[Extracted records]
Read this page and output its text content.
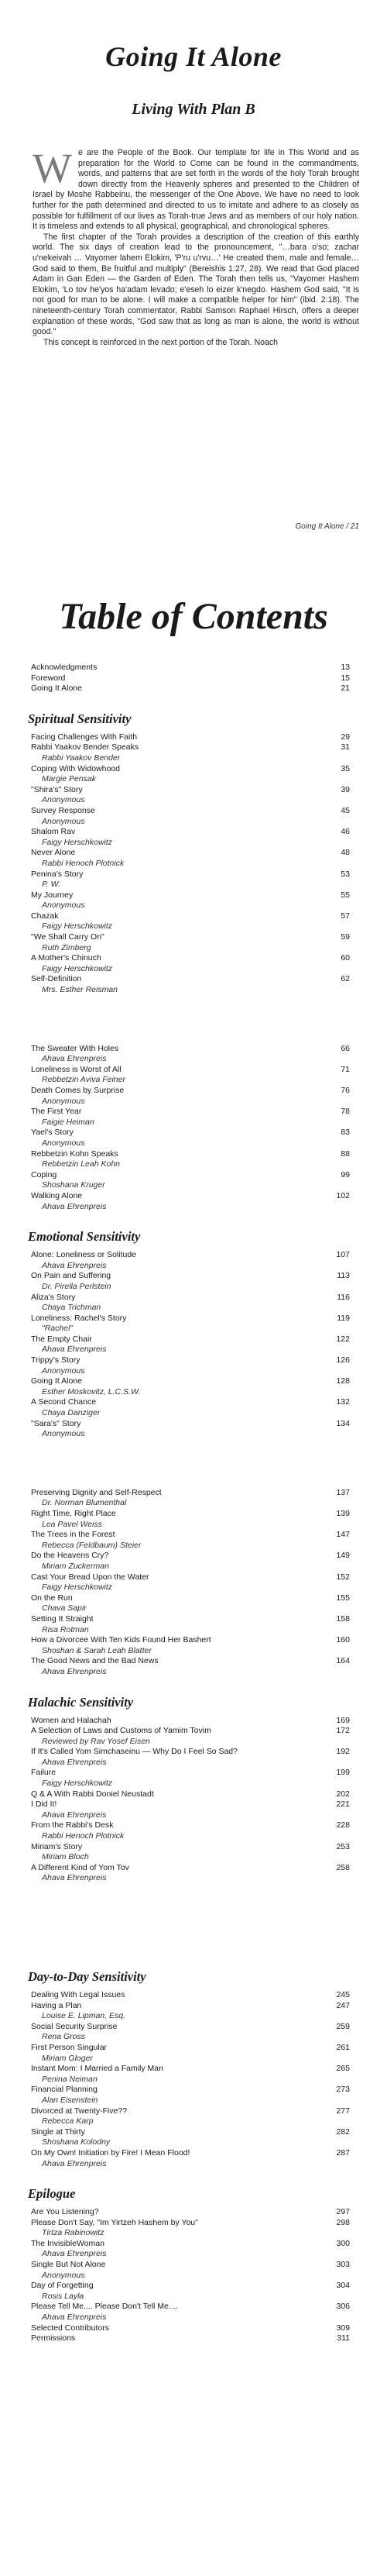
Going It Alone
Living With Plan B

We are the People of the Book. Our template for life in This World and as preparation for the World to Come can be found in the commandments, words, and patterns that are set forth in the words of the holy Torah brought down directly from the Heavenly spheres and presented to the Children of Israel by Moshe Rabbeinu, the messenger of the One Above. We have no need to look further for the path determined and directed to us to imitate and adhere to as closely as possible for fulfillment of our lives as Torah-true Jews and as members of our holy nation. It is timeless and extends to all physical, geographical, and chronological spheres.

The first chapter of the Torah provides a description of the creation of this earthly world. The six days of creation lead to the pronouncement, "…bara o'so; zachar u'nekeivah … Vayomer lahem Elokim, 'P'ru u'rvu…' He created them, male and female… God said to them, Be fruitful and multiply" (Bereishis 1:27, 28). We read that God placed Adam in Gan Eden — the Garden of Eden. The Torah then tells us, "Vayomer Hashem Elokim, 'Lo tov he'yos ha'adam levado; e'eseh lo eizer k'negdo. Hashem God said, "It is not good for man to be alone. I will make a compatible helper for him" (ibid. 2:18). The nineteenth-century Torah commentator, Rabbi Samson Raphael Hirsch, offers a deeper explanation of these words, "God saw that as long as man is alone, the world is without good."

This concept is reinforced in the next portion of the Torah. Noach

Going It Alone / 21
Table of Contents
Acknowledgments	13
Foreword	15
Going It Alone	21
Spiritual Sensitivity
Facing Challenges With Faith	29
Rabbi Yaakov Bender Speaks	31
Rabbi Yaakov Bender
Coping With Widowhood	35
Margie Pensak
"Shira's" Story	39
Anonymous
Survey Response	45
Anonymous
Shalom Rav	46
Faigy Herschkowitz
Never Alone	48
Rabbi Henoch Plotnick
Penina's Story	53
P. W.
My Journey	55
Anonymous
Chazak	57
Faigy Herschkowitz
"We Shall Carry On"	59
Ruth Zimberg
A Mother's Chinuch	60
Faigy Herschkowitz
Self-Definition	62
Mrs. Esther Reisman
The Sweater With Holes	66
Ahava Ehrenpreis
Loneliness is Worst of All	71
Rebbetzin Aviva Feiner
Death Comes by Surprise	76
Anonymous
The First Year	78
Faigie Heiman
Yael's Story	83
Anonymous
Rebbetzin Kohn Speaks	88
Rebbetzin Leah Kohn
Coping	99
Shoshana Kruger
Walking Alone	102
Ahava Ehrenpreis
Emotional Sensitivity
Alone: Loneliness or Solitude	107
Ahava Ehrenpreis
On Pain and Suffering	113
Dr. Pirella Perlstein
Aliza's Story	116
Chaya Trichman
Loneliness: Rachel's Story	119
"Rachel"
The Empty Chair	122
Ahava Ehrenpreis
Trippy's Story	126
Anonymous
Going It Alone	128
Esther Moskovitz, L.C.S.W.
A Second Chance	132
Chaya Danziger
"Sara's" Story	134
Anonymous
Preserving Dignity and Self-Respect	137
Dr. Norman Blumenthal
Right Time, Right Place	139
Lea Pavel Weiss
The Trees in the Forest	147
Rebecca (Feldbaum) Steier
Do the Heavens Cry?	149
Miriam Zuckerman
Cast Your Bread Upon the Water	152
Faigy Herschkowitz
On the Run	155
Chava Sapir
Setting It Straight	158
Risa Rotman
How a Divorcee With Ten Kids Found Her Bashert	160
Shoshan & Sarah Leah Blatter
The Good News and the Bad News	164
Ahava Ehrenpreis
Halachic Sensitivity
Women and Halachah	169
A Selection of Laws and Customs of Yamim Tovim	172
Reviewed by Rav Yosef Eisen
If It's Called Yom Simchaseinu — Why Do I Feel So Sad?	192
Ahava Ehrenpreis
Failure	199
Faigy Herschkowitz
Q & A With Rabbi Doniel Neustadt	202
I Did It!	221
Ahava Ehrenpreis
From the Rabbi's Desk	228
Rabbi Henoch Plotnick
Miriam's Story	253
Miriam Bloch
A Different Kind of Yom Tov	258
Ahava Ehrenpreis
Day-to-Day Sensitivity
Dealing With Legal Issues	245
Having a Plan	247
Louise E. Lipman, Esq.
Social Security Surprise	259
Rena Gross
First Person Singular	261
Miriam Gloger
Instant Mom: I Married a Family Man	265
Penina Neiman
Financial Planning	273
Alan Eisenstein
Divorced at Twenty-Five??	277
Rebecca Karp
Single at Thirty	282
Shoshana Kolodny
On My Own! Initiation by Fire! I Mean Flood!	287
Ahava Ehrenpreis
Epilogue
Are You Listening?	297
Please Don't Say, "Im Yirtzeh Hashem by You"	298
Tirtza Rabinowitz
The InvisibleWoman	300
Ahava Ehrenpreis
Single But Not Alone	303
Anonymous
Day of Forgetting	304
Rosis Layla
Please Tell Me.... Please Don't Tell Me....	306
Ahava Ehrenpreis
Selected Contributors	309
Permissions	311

--

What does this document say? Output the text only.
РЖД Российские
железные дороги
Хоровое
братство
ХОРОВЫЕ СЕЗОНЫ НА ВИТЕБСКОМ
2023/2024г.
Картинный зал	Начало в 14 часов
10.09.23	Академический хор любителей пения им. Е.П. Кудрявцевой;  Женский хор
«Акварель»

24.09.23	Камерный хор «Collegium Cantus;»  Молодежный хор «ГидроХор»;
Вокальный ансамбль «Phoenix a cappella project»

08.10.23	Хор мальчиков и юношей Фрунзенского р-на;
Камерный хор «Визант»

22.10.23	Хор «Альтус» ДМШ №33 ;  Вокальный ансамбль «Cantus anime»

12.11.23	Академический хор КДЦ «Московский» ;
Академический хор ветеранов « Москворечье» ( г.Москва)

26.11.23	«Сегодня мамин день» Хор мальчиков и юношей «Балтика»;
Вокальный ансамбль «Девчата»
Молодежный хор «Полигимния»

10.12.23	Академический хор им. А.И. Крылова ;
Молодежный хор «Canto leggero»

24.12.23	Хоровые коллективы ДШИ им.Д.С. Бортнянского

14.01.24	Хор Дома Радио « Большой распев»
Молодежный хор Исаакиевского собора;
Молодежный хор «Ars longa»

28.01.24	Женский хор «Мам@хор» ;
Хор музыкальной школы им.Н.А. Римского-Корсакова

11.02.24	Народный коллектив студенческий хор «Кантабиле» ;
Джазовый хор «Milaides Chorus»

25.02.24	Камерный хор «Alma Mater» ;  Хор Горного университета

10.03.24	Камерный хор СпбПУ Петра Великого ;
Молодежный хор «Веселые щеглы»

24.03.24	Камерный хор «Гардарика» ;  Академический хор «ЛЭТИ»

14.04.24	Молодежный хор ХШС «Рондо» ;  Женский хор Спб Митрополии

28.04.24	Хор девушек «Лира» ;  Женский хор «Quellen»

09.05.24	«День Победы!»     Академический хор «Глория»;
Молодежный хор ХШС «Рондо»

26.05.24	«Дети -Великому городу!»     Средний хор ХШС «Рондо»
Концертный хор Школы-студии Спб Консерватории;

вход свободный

* _THE TASK_
What is the number of lines above that contain the string "Рондо"? Answer with the number alone.

* _RESULT BELOW_
3